SOURCE RECORDS:

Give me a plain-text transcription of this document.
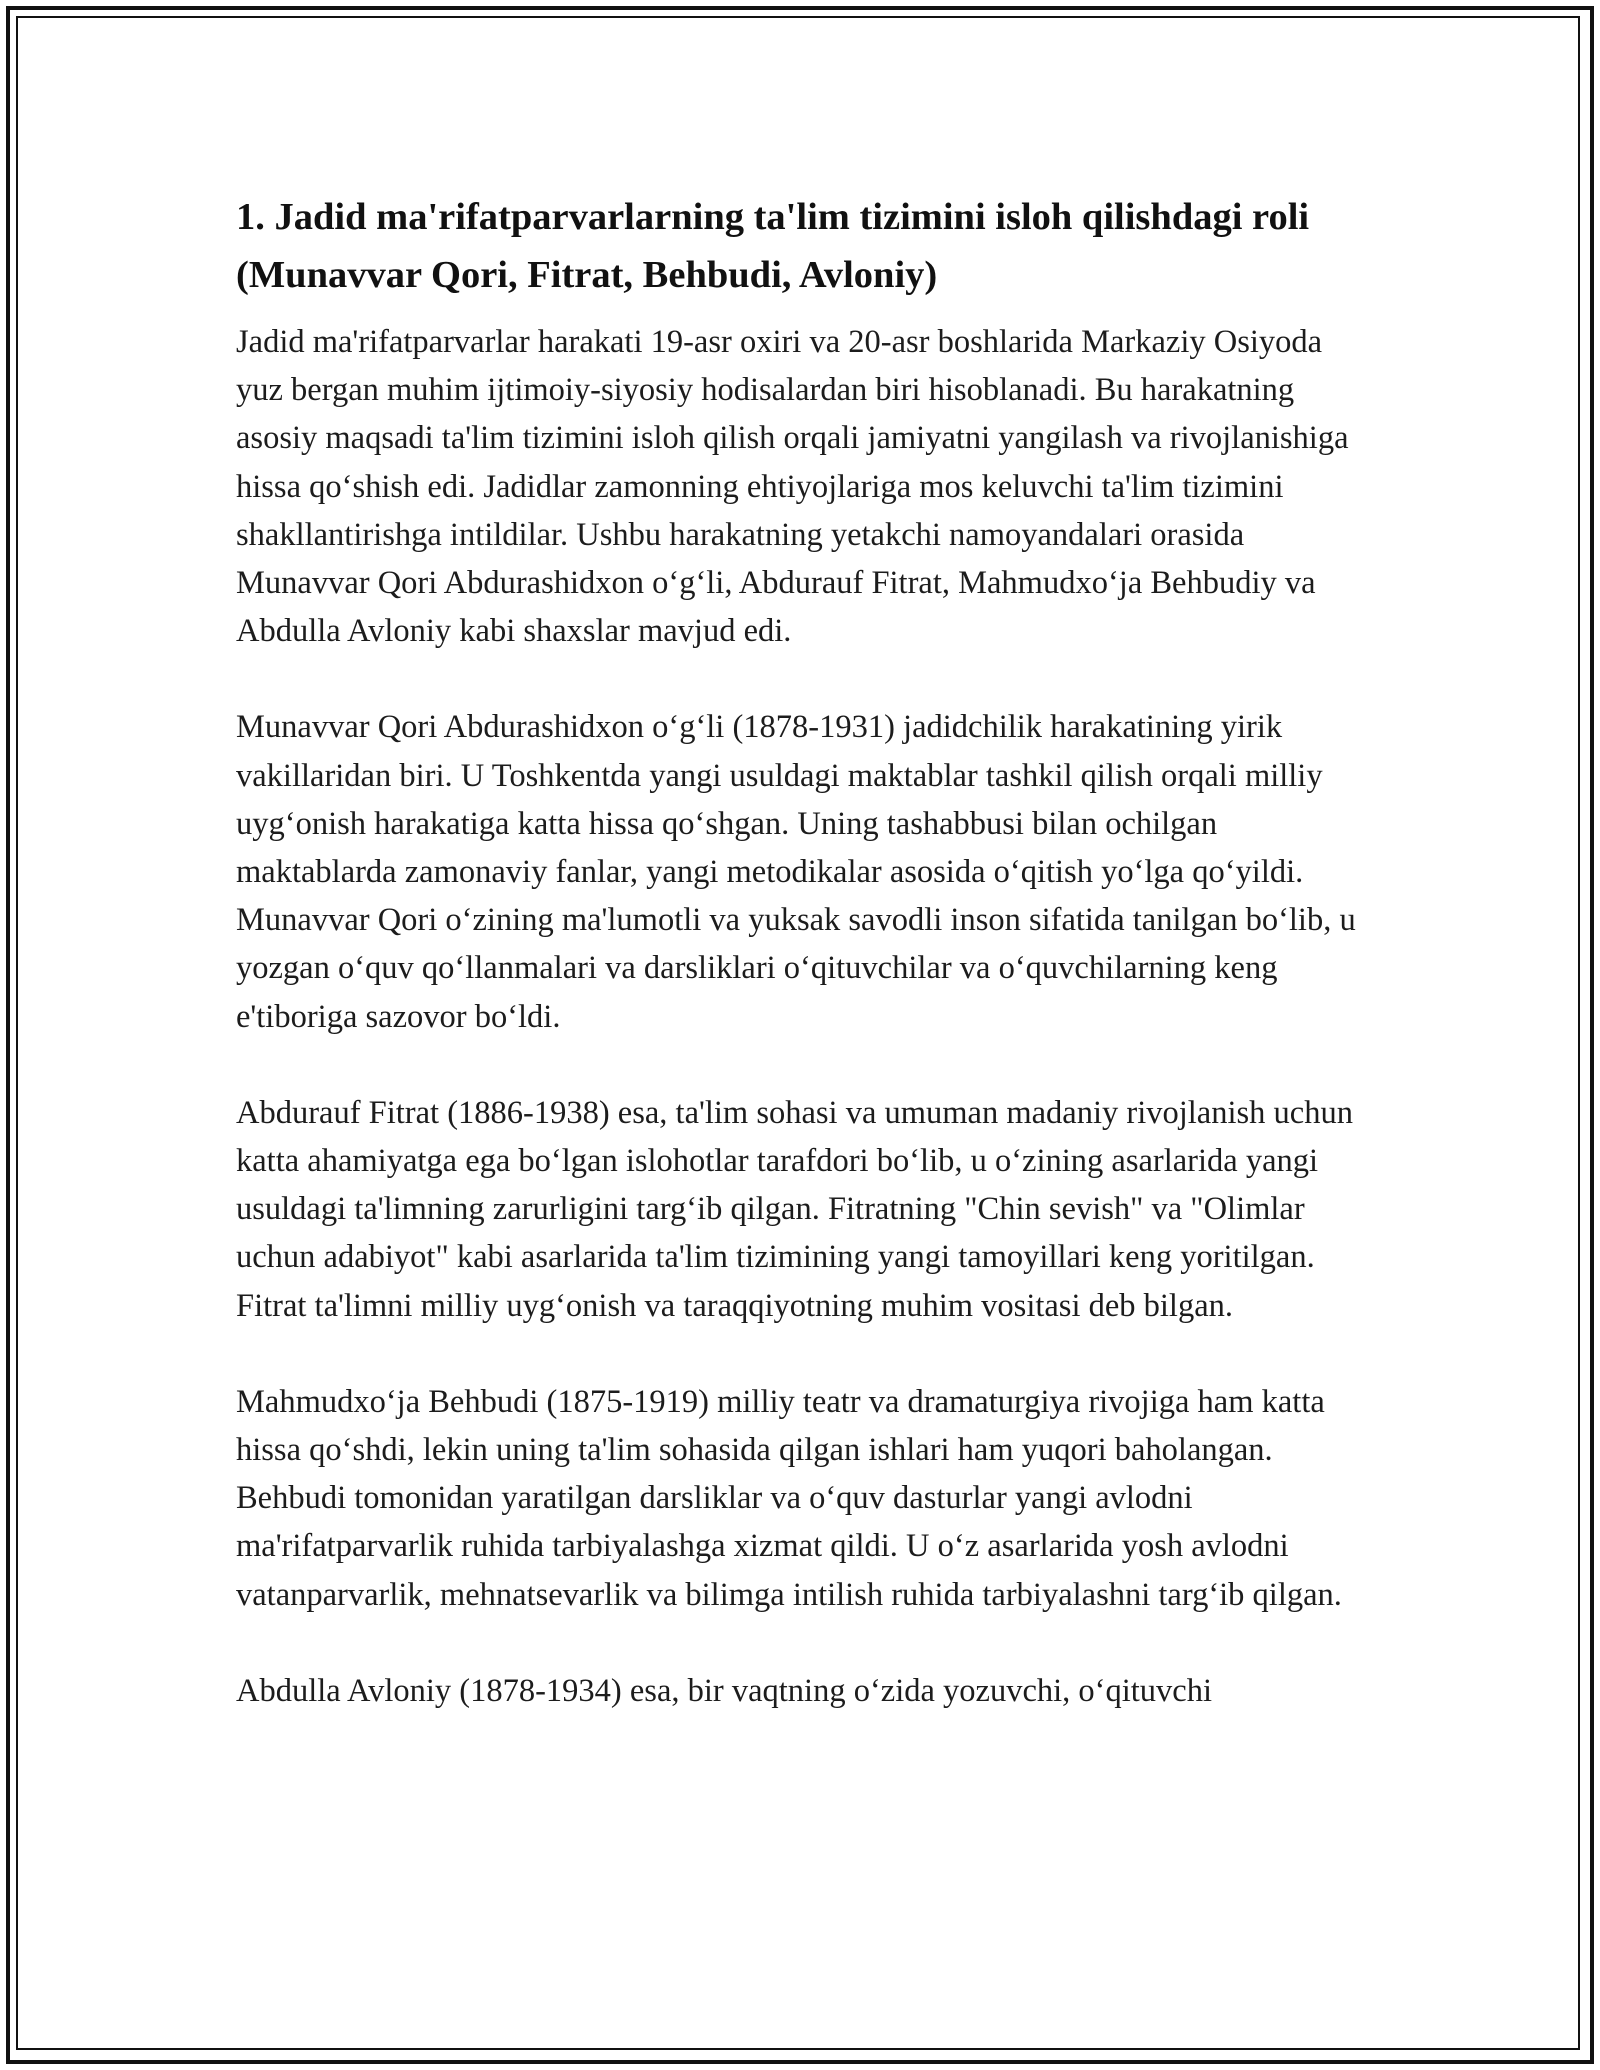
1. Jadid ma'rifatparvarlarning ta'lim tizimini isloh qilishdagi roli (Munavvar Qori, Fitrat, Behbudi, Avloniy)

Jadid ma'rifatparvarlar harakati 19-asr oxiri va 20-asr boshlarida Markaziy Osiyoda yuz bergan muhim ijtimoiy-siyosiy hodisalardan biri hisoblanadi. Bu harakatning asosiy maqsadi ta'lim tizimini isloh qilish orqali jamiyatni yangilash va rivojlanishiga hissa qoʻshish edi. Jadidlar zamonning ehtiyojlariga mos keluvchi ta'lim tizimini shakllantirishga intildilar. Ushbu harakatning yetakchi namoyandalari orasida Munavvar Qori Abdurashidxon oʻgʻli, Abdurauf Fitrat, Mahmudxoʻja Behbudiy va Abdulla Avloniy kabi shaxslar mavjud edi.

Munavvar Qori Abdurashidxon oʻgʻli (1878-1931) jadidchilik harakatining yirik vakillaridan biri. U Toshkentda yangi usuldagi maktablar tashkil qilish orqali milliy uygʻonish harakatiga katta hissa qoʻshgan. Uning tashabbusi bilan ochilgan maktablarda zamonaviy fanlar, yangi metodikalar asosida oʻqitish yoʻlga qoʻyildi. Munavvar Qori oʻzining ma'lumotli va yuksak savodli inson sifatida tanilgan boʻlib, u yozgan oʻquv qoʻllanmalari va darsliklari oʻqituvchilar va oʻquvchilarning keng e'tiboriga sazovor boʻldi.

Abdurauf Fitrat (1886-1938) esa, ta'lim sohasi va umuman madaniy rivojlanish uchun katta ahamiyatga ega boʻlgan islohotlar tarafdori boʻlib, u oʻzining asarlarida yangi usuldagi ta'limning zarurligini targʻib qilgan. Fitratning "Chin sevish" va "Olimlar uchun adabiyot" kabi asarlarida ta'lim tizimining yangi tamoyillari keng yoritilgan. Fitrat ta'limni milliy uygʻonish va taraqqiyotning muhim vositasi deb bilgan.

Mahmudxoʻja Behbudi (1875-1919) milliy teatr va dramaturgiya rivojiga ham katta hissa qoʻshdi, lekin uning ta'lim sohasida qilgan ishlari ham yuqori baholangan. Behbudi tomonidan yaratilgan darsliklar va oʻquv dasturlar yangi avlodni ma'rifatparvarlik ruhida tarbiyalashga xizmat qildi. U oʻz asarlarida yosh avlodni vatanparvarlik, mehnatsevarlik va bilimga intilish ruhida tarbiyalashni targʻib qilgan.

Abdulla Avloniy (1878-1934) esa, bir vaqtning oʻzida yozuvchi, oʻqituvchi
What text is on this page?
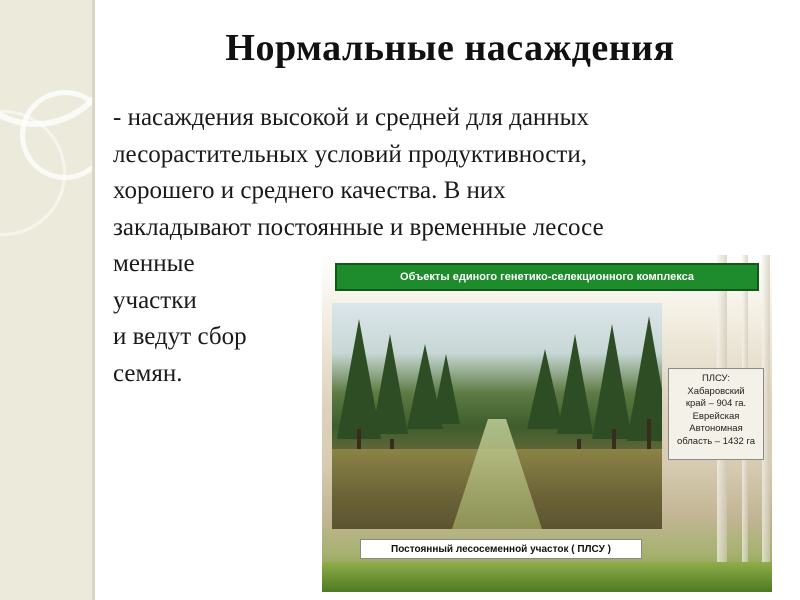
Нормальные насаждения
- насаждения высокой и средней для данных
лесорастительных условий продуктивности,
хорошего и среднего качества. В них
закладывают постоянные и временные лесосе
менные
участки
и ведут сбор
семян.
Объекты единого генетико-селекционного комплекса
ПЛСУ:
Хабаровский
край – 904 га.
Еврейская
Автономная
область – 1432 га
Постоянный лесосеменной участок ( ПЛСУ )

WHAT THE EXERCISE ASKS: Transcribe the material as is, with images omitted.

THE COMPLETED TASK:
Give me a plain-text transcription of this document.
1. Jadid ma'rifatparvarlarning ta'lim tizimini isloh qilishdagi roli (Munavvar Qori, Fitrat, Behbudi, Avloniy)

Jadid ma'rifatparvarlar harakati 19-asr oxiri va 20-asr boshlarida Markaziy Osiyoda yuz bergan muhim ijtimoiy-siyosiy hodisalardan biri hisoblanadi. Bu harakatning asosiy maqsadi ta'lim tizimini isloh qilish orqali jamiyatni yangilash va rivojlanishiga hissa qoʻshish edi. Jadidlar zamonning ehtiyojlariga mos keluvchi ta'lim tizimini shakllantirishga intildilar. Ushbu harakatning yetakchi namoyandalari orasida Munavvar Qori Abdurashidxon oʻgʻli, Abdurauf Fitrat, Mahmudxoʻja Behbudiy va Abdulla Avloniy kabi shaxslar mavjud edi.

Munavvar Qori Abdurashidxon oʻgʻli (1878-1931) jadidchilik harakatining yirik vakillaridan biri. U Toshkentda yangi usuldagi maktablar tashkil qilish orqali milliy uygʻonish harakatiga katta hissa qoʻshgan. Uning tashabbusi bilan ochilgan maktablarda zamonaviy fanlar, yangi metodikalar asosida oʻqitish yoʻlga qoʻyildi. Munavvar Qori oʻzining ma'lumotli va yuksak savodli inson sifatida tanilgan boʻlib, u yozgan oʻquv qoʻllanmalari va darsliklari oʻqituvchilar va oʻquvchilarning keng e'tiboriga sazovor boʻldi.

Abdurauf Fitrat (1886-1938) esa, ta'lim sohasi va umuman madaniy rivojlanish uchun katta ahamiyatga ega boʻlgan islohotlar tarafdori boʻlib, u oʻzining asarlarida yangi usuldagi ta'limning zarurligini targʻib qilgan. Fitratning "Chin sevish" va "Olimlar uchun adabiyot" kabi asarlarida ta'lim tizimining yangi tamoyillari keng yoritilgan. Fitrat ta'limni milliy uygʻonish va taraqqiyotning muhim vositasi deb bilgan.

Mahmudxoʻja Behbudi (1875-1919) milliy teatr va dramaturgiya rivojiga ham katta hissa qoʻshdi, lekin uning ta'lim sohasida qilgan ishlari ham yuqori baholangan. Behbudi tomonidan yaratilgan darsliklar va oʻquv dasturlar yangi avlodni ma'rifatparvarlik ruhida tarbiyalashga xizmat qildi. U oʻz asarlarida yosh avlodni vatanparvarlik, mehnatsevarlik va bilimga intilish ruhida tarbiyalashni targʻib qilgan.

Abdulla Avloniy (1878-1934) esa, bir vaqtning oʻzida yozuvchi, oʻqituvchi
What text is on this page?
Нормальные насаждения
- насаждения высокой и средней для данных
лесорастительных условий продуктивности,
хорошего и среднего качества. В них
закладывают постоянные и временные лесосе
менные
участки
и ведут сбор
семян.
Объекты единого генетико-селекционного комплекса
ПЛСУ:
Хабаровский
край – 904 га.
Еврейская
Автономная
область – 1432 га
Постоянный лесосеменной участок ( ПЛСУ )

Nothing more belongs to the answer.